» **What is needed**
Count how many lines contain the word "title". Please give only the number.

» **Records for this exercise**
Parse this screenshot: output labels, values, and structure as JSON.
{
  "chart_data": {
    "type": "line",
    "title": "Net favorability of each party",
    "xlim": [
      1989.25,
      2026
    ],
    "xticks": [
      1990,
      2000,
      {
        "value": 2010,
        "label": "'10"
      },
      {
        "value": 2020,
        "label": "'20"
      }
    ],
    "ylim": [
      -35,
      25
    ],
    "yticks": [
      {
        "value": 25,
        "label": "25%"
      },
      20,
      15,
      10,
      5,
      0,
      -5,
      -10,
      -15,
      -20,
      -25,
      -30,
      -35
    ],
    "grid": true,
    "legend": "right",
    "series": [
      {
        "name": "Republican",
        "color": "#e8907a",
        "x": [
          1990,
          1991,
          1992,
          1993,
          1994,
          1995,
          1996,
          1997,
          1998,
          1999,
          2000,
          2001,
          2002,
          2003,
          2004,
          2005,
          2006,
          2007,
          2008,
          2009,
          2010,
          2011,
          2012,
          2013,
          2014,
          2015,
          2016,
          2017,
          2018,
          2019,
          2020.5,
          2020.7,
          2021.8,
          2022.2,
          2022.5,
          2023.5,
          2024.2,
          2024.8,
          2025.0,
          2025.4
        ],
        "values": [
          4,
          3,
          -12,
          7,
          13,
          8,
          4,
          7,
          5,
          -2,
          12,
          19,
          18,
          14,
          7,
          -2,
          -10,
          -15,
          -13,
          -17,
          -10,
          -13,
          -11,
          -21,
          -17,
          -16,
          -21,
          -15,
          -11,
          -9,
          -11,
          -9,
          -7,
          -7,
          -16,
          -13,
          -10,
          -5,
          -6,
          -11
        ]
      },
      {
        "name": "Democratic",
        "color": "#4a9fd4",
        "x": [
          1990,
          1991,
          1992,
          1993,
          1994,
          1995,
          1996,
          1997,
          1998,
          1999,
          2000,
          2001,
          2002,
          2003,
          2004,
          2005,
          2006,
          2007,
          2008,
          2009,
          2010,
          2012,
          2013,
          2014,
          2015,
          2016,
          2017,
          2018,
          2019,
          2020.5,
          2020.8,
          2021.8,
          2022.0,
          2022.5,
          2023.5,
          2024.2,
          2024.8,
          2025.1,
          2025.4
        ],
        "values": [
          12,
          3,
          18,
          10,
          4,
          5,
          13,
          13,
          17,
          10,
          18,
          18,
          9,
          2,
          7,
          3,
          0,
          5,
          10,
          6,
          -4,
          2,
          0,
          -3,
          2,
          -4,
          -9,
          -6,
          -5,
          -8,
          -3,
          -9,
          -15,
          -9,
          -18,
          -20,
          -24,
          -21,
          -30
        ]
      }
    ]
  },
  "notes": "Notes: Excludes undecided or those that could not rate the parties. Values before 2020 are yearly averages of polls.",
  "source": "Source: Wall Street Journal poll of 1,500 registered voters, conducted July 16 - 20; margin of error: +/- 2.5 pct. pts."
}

==

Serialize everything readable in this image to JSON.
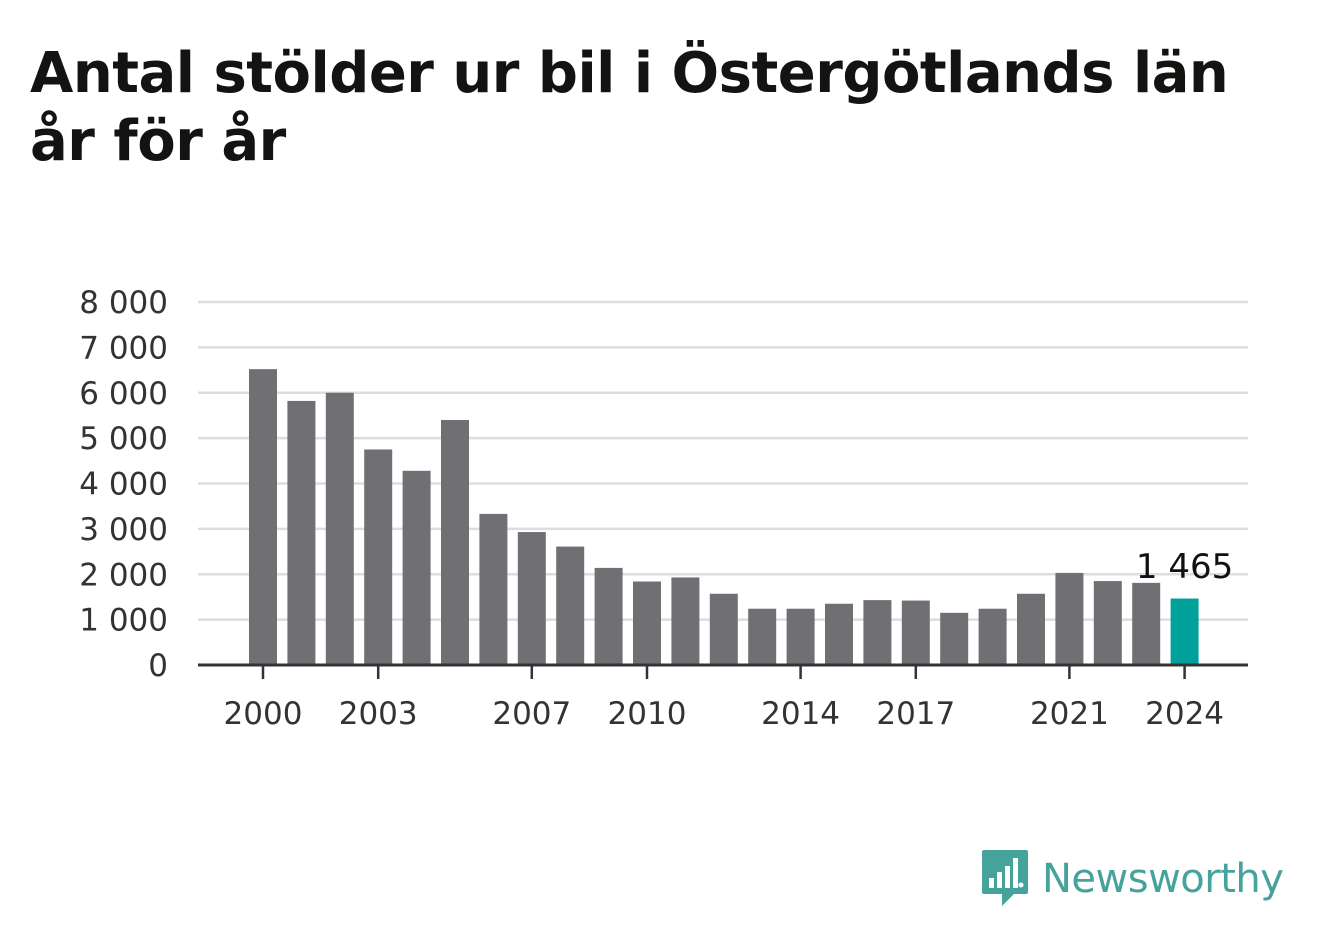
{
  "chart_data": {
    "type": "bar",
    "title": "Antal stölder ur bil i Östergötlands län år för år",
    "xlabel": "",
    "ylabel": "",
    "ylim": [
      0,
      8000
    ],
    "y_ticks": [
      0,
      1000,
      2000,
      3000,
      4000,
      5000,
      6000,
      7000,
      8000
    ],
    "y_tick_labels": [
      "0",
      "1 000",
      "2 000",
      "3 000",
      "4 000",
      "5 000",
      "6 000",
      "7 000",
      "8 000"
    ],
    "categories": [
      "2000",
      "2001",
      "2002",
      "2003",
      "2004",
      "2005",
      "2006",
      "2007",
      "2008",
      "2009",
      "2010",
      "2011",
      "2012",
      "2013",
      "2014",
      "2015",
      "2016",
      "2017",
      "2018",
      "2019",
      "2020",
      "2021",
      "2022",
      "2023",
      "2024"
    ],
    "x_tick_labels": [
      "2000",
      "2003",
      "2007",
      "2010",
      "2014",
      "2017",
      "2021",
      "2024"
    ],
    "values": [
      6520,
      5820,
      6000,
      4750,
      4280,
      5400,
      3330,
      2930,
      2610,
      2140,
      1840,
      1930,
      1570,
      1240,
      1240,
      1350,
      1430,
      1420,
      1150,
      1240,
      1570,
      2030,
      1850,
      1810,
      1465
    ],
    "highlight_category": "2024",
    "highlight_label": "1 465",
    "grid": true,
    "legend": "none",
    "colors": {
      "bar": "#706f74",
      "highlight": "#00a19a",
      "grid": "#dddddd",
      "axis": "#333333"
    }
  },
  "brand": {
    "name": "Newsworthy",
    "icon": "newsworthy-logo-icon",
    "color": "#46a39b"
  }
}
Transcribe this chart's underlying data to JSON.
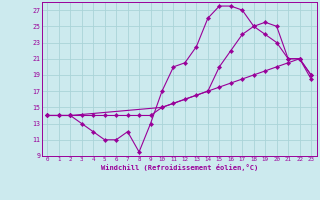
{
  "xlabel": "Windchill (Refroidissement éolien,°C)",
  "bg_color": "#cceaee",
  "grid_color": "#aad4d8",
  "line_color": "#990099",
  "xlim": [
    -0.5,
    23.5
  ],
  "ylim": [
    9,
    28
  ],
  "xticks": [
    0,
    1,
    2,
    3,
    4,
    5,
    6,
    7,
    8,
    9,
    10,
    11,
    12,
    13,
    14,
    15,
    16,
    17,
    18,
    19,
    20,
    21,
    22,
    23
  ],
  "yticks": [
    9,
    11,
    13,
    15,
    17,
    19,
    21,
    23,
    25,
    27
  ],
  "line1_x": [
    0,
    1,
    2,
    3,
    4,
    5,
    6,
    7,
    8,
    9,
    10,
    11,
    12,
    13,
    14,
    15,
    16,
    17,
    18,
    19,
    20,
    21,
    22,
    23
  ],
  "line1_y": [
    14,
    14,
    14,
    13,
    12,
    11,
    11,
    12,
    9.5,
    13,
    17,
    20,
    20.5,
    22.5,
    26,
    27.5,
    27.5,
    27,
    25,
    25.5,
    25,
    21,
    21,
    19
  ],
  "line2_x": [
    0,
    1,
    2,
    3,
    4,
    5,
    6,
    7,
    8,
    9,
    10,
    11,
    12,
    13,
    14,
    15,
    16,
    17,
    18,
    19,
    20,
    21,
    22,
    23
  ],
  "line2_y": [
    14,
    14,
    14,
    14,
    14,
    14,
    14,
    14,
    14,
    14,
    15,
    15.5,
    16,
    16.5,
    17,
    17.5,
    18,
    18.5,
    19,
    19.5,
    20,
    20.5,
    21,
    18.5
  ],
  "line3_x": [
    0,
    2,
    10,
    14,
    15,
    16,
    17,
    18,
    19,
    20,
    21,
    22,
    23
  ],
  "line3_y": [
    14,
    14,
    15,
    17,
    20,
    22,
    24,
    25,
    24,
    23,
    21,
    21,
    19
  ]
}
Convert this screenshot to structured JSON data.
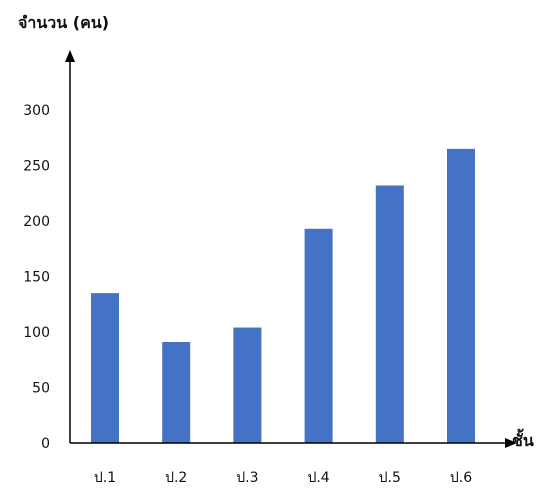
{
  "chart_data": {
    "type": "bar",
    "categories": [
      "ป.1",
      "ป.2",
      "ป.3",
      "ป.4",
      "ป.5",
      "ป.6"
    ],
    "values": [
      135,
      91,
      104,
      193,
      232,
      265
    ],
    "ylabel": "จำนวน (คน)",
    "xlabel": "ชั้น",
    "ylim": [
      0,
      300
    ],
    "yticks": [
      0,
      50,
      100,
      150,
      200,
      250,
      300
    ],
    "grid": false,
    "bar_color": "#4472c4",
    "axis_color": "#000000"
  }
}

» **Response to the exercise**
2